● Requirements
Write out the whole listing exactly as it stands.

● Raw data
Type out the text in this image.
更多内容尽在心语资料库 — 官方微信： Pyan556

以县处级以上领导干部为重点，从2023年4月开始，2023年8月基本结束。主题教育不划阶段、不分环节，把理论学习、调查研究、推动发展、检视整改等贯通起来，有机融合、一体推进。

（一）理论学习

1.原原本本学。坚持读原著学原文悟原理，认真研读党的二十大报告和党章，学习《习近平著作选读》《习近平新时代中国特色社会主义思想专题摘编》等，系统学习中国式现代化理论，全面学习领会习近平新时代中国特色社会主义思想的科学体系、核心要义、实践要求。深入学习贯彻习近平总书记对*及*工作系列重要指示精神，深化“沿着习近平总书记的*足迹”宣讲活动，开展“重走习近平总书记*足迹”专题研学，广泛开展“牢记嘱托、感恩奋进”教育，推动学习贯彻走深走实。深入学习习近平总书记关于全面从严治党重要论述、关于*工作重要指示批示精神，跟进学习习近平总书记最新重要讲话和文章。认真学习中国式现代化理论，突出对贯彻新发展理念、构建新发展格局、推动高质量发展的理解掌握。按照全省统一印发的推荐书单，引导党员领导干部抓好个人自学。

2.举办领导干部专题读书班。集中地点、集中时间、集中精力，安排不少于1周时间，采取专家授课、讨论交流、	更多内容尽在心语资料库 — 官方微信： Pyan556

● Exercise answer
Type out the text in this image.
更多内容尽在心语资料库 — 官方微信： Pyan556

以县处级以上领导干部为重点，从2023年4月开始，2023年8月基本结束。主题教育不划阶段、不分环节，把理论学习、调查研究、推动发展、检视整改等贯通起来，有机融合、一体推进。

（一）理论学习

1.原原本本学。坚持读原著学原文悟原理，认真研读党的二十大报告和党章，学习《习近平著作选读》《习近平新时代中国特色社会主义思想专题摘编》等，系统学习中国式现代化理论，全面学习领会习近平新时代中国特色社会主义思想的科学体系、核心要义、实践要求。深入学习贯彻习近平总书记对*及*工作系列重要指示精神，深化“沿着习近平总书记的*足迹”宣讲活动，开展“重走习近平总书记*足迹”专题研学，广泛开展“牢记嘱托、感恩奋进”教育，推动学习贯彻走深走实。深入学习习近平总书记关于全面从严治党重要论述、关于*工作重要指示批示精神，跟进学习习近平总书记最新重要讲话和文章。认真学习中国式现代化理论，突出对贯彻新发展理念、构建新发展格局、推动高质量发展的理解掌握。按照全省统一印发的推荐书单，引导党员领导干部抓好个人自学。

2.举办领导干部专题读书班。集中地点、集中时间、集中精力，安排不少于1周时间，采取专家授课、讨论交流、	更多内容尽在心语资料库 — 官方微信： Pyan556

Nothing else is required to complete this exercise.